- **TASK PROMPT**
Using the records provided below, locate and copy each line that contains the word "result".

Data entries
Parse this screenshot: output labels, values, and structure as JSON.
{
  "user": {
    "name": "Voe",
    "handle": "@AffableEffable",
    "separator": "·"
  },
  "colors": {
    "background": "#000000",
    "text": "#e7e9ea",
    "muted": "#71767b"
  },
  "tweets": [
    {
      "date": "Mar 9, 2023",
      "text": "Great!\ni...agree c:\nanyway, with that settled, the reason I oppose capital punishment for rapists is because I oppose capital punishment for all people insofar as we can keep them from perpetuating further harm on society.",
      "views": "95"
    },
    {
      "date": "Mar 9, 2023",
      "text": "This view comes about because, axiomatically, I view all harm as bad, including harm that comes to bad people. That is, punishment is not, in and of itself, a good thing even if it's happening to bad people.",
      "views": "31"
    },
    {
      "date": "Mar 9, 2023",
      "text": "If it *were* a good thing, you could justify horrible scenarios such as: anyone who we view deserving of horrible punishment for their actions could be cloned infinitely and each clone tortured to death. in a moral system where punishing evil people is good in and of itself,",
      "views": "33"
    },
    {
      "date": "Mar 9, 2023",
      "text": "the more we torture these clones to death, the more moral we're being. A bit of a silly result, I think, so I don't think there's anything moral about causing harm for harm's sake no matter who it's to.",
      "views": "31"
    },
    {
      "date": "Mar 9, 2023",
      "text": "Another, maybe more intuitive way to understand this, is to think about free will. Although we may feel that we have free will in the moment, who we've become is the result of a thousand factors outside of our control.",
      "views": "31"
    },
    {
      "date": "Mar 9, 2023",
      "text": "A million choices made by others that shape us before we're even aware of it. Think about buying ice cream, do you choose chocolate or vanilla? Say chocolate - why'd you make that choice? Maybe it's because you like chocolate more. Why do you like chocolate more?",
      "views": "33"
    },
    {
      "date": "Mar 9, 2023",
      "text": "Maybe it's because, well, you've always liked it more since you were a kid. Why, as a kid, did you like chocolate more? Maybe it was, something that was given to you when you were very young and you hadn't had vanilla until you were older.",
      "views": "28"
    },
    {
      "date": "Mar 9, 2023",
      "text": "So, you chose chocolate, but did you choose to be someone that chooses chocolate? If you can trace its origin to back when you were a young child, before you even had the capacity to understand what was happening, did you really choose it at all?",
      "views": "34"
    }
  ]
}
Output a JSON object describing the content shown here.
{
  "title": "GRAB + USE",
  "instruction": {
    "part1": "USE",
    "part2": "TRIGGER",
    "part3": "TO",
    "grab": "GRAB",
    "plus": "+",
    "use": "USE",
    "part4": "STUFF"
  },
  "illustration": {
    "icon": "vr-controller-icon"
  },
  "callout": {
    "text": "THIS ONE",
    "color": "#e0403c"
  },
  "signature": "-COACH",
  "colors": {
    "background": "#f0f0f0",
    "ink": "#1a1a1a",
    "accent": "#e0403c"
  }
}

- **RESPONSE TO THE EXERCISE**
      "text": "the more we torture these clones to death, the more moral we're being. A bit of a silly result, I think, so I don't think there's anything moral about causing harm for harm's sake no matter who it's to.",
      "text": "Another, maybe more intuitive way to understand this, is to think about free will. Although we may feel that we have free will in the moment, who we've become is the result of a thousand factors outside of our control.",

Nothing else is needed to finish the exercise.